--- Input rows ---
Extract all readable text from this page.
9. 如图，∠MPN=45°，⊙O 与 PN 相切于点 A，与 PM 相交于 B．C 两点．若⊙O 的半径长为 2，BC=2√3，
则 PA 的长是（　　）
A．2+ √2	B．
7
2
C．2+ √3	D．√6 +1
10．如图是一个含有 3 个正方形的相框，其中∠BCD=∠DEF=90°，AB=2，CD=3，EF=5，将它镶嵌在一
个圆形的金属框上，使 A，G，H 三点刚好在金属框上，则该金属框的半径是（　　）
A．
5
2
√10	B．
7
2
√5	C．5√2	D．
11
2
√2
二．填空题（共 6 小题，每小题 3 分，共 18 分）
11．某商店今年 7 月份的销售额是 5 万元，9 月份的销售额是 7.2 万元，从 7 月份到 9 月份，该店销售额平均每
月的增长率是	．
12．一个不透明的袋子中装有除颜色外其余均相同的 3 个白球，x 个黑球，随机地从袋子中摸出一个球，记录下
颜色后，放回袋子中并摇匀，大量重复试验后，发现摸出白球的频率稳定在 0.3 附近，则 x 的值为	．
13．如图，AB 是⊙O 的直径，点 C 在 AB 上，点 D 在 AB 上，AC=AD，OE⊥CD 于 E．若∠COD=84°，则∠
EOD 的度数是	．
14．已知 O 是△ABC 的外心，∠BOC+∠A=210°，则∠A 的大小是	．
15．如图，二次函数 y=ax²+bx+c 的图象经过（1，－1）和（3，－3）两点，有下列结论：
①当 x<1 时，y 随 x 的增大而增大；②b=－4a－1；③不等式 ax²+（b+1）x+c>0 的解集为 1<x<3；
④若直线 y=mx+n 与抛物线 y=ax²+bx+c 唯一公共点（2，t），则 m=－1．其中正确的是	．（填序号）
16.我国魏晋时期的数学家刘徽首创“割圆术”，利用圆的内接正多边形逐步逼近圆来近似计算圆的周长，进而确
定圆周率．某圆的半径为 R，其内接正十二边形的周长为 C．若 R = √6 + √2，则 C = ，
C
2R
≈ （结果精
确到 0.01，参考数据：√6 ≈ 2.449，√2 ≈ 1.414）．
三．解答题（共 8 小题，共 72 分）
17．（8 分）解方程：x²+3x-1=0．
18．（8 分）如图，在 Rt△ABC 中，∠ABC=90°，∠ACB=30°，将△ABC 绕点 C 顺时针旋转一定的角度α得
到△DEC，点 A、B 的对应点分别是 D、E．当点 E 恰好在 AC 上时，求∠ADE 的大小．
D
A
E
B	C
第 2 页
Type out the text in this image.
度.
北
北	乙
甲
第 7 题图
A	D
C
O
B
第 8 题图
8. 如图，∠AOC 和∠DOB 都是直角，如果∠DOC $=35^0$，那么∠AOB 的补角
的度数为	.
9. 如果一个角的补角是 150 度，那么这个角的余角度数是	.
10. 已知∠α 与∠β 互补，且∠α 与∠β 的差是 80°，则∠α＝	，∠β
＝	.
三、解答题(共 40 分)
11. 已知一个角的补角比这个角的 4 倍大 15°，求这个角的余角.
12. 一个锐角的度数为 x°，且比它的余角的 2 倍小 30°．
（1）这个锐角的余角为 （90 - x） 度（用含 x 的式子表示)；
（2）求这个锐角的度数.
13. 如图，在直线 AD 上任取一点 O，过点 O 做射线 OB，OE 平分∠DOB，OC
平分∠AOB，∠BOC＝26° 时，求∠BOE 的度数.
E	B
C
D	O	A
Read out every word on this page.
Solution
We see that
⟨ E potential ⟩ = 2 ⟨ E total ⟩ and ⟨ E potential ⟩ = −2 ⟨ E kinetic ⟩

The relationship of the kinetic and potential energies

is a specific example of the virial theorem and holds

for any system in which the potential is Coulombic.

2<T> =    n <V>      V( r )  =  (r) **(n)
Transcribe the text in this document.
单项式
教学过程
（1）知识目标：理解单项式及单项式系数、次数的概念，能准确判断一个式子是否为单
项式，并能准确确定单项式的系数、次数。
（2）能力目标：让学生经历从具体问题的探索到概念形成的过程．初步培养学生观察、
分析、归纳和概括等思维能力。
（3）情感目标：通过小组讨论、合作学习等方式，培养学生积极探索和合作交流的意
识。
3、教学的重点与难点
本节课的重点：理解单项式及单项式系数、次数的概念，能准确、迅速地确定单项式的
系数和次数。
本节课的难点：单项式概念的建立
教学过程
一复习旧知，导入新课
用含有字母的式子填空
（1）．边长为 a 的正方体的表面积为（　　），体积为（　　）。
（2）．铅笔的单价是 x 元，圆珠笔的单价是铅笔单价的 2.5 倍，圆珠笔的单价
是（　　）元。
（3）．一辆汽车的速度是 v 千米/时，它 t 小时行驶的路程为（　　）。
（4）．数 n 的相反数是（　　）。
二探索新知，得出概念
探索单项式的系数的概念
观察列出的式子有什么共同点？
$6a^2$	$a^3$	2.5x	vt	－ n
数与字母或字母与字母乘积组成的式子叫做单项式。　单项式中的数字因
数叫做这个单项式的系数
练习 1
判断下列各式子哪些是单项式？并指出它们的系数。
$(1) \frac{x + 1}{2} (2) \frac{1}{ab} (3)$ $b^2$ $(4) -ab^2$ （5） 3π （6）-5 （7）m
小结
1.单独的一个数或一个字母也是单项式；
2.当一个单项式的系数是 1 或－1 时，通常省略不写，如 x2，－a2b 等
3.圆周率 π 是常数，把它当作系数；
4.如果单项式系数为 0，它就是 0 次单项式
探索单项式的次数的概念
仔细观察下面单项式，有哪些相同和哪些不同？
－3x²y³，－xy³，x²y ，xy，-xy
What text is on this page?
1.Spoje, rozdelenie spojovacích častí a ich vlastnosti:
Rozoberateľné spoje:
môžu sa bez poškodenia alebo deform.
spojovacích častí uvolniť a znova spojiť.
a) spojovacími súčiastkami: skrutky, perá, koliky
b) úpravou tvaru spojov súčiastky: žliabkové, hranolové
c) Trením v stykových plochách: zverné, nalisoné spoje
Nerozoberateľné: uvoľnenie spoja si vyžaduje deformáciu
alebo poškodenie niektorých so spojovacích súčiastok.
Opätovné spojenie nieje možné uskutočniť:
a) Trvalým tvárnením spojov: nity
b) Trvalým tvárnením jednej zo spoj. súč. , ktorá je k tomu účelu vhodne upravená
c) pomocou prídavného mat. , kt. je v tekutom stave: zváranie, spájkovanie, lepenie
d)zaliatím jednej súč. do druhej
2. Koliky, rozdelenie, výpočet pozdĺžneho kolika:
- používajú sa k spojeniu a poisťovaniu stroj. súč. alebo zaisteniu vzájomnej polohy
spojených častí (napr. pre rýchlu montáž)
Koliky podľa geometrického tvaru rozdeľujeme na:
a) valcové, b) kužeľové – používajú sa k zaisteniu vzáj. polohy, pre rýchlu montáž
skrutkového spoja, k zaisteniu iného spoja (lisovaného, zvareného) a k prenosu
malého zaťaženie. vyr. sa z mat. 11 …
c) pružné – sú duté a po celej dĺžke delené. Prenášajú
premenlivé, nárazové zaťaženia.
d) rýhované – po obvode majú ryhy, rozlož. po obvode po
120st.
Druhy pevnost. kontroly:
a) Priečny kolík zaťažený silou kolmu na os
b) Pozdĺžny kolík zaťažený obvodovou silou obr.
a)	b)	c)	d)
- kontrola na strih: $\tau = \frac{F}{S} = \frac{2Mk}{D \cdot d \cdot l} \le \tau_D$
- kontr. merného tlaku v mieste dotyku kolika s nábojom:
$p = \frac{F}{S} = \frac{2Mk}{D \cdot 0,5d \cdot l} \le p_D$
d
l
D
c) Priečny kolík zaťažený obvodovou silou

--- Task requirements ---
Exactly as written above, please repeat the entries.

--- Right answer ---
Extract all readable text from this page.
9. 如图，∠MPN=45°，⊙O 与 PN 相切于点 A，与 PM 相交于 B．C 两点．若⊙O 的半径长为 2，BC=2√3，
则 PA 的长是（　　）
A．2+ √2	B．
7
2
C．2+ √3	D．√6 +1
10．如图是一个含有 3 个正方形的相框，其中∠BCD=∠DEF=90°，AB=2，CD=3，EF=5，将它镶嵌在一
个圆形的金属框上，使 A，G，H 三点刚好在金属框上，则该金属框的半径是（　　）
A．
5
2
√10	B．
7
2
√5	C．5√2	D．
11
2
√2
二．填空题（共 6 小题，每小题 3 分，共 18 分）
11．某商店今年 7 月份的销售额是 5 万元，9 月份的销售额是 7.2 万元，从 7 月份到 9 月份，该店销售额平均每
月的增长率是	．
12．一个不透明的袋子中装有除颜色外其余均相同的 3 个白球，x 个黑球，随机地从袋子中摸出一个球，记录下
颜色后，放回袋子中并摇匀，大量重复试验后，发现摸出白球的频率稳定在 0.3 附近，则 x 的值为	．
13．如图，AB 是⊙O 的直径，点 C 在 AB 上，点 D 在 AB 上，AC=AD，OE⊥CD 于 E．若∠COD=84°，则∠
EOD 的度数是	．
14．已知 O 是△ABC 的外心，∠BOC+∠A=210°，则∠A 的大小是	．
15．如图，二次函数 y=ax²+bx+c 的图象经过（1，－1）和（3，－3）两点，有下列结论：
①当 x<1 时，y 随 x 的增大而增大；②b=－4a－1；③不等式 ax²+（b+1）x+c>0 的解集为 1<x<3；
④若直线 y=mx+n 与抛物线 y=ax²+bx+c 唯一公共点（2，t），则 m=－1．其中正确的是	．（填序号）
16.我国魏晋时期的数学家刘徽首创“割圆术”，利用圆的内接正多边形逐步逼近圆来近似计算圆的周长，进而确
定圆周率．某圆的半径为 R，其内接正十二边形的周长为 C．若 R = √6 + √2，则 C = ，
C
2R
≈ （结果精
确到 0.01，参考数据：√6 ≈ 2.449，√2 ≈ 1.414）．
三．解答题（共 8 小题，共 72 分）
17．（8 分）解方程：x²+3x-1=0．
18．（8 分）如图，在 Rt△ABC 中，∠ABC=90°，∠ACB=30°，将△ABC 绕点 C 顺时针旋转一定的角度α得
到△DEC，点 A、B 的对应点分别是 D、E．当点 E 恰好在 AC 上时，求∠ADE 的大小．
D
A
E
B	C
第 2 页
Type out the text in this image.
度.
北
北	乙
甲
第 7 题图
A	D
C
O
B
第 8 题图
8. 如图，∠AOC 和∠DOB 都是直角，如果∠DOC $=35^0$，那么∠AOB 的补角
的度数为	.
9. 如果一个角的补角是 150 度，那么这个角的余角度数是	.
10. 已知∠α 与∠β 互补，且∠α 与∠β 的差是 80°，则∠α＝	，∠β
＝	.
三、解答题(共 40 分)
11. 已知一个角的补角比这个角的 4 倍大 15°，求这个角的余角.
12. 一个锐角的度数为 x°，且比它的余角的 2 倍小 30°．
（1）这个锐角的余角为 （90 - x） 度（用含 x 的式子表示)；
（2）求这个锐角的度数.
13. 如图，在直线 AD 上任取一点 O，过点 O 做射线 OB，OE 平分∠DOB，OC
平分∠AOB，∠BOC＝26° 时，求∠BOE 的度数.
E	B
C
D	O	A
Read out every word on this page.
Solution
We see that
⟨ E potential ⟩ = 2 ⟨ E total ⟩ and ⟨ E potential ⟩ = −2 ⟨ E kinetic ⟩

The relationship of the kinetic and potential energies

is a specific example of the virial theorem and holds

for any system in which the potential is Coulombic.

2<T> =    n <V>      V( r )  =  (r) **(n)
Transcribe the text in this document.
单项式
教学过程
（1）知识目标：理解单项式及单项式系数、次数的概念，能准确判断一个式子是否为单
项式，并能准确确定单项式的系数、次数。
（2）能力目标：让学生经历从具体问题的探索到概念形成的过程．初步培养学生观察、
分析、归纳和概括等思维能力。
（3）情感目标：通过小组讨论、合作学习等方式，培养学生积极探索和合作交流的意
识。
3、教学的重点与难点
本节课的重点：理解单项式及单项式系数、次数的概念，能准确、迅速地确定单项式的
系数和次数。
本节课的难点：单项式概念的建立
教学过程
一复习旧知，导入新课
用含有字母的式子填空
（1）．边长为 a 的正方体的表面积为（　　），体积为（　　）。
（2）．铅笔的单价是 x 元，圆珠笔的单价是铅笔单价的 2.5 倍，圆珠笔的单价
是（　　）元。
（3）．一辆汽车的速度是 v 千米/时，它 t 小时行驶的路程为（　　）。
（4）．数 n 的相反数是（　　）。
二探索新知，得出概念
探索单项式的系数的概念
观察列出的式子有什么共同点？
$6a^2$	$a^3$	2.5x	vt	－ n
数与字母或字母与字母乘积组成的式子叫做单项式。　单项式中的数字因
数叫做这个单项式的系数
练习 1
判断下列各式子哪些是单项式？并指出它们的系数。
$(1) \frac{x + 1}{2} (2) \frac{1}{ab} (3)$ $b^2$ $(4) -ab^2$ （5） 3π （6）-5 （7）m
小结
1.单独的一个数或一个字母也是单项式；
2.当一个单项式的系数是 1 或－1 时，通常省略不写，如 x2，－a2b 等
3.圆周率 π 是常数，把它当作系数；
4.如果单项式系数为 0，它就是 0 次单项式
探索单项式的次数的概念
仔细观察下面单项式，有哪些相同和哪些不同？
－3x²y³，－xy³，x²y ，xy，-xy
What text is on this page?
1.Spoje, rozdelenie spojovacích častí a ich vlastnosti:
Rozoberateľné spoje:
môžu sa bez poškodenia alebo deform.
spojovacích častí uvolniť a znova spojiť.
a) spojovacími súčiastkami: skrutky, perá, koliky
b) úpravou tvaru spojov súčiastky: žliabkové, hranolové
c) Trením v stykových plochách: zverné, nalisoné spoje
Nerozoberateľné: uvoľnenie spoja si vyžaduje deformáciu
alebo poškodenie niektorých so spojovacích súčiastok.
Opätovné spojenie nieje možné uskutočniť:
a) Trvalým tvárnením spojov: nity
b) Trvalým tvárnením jednej zo spoj. súč. , ktorá je k tomu účelu vhodne upravená
c) pomocou prídavného mat. , kt. je v tekutom stave: zváranie, spájkovanie, lepenie
d)zaliatím jednej súč. do druhej
2. Koliky, rozdelenie, výpočet pozdĺžneho kolika:
- používajú sa k spojeniu a poisťovaniu stroj. súč. alebo zaisteniu vzájomnej polohy
spojených častí (napr. pre rýchlu montáž)
Koliky podľa geometrického tvaru rozdeľujeme na:
a) valcové, b) kužeľové – používajú sa k zaisteniu vzáj. polohy, pre rýchlu montáž
skrutkového spoja, k zaisteniu iného spoja (lisovaného, zvareného) a k prenosu
malého zaťaženie. vyr. sa z mat. 11 …
c) pružné – sú duté a po celej dĺžke delené. Prenášajú
premenlivé, nárazové zaťaženia.
d) rýhované – po obvode majú ryhy, rozlož. po obvode po
120st.
Druhy pevnost. kontroly:
a) Priečny kolík zaťažený silou kolmu na os
b) Pozdĺžny kolík zaťažený obvodovou silou obr.
a)	b)	c)	d)
- kontrola na strih: $\tau = \frac{F}{S} = \frac{2Mk}{D \cdot d \cdot l} \le \tau_D$
- kontr. merného tlaku v mieste dotyku kolika s nábojom:
$p = \frac{F}{S} = \frac{2Mk}{D \cdot 0,5d \cdot l} \le p_D$
d
l
D
c) Priečny kolík zaťažený obvodovou silou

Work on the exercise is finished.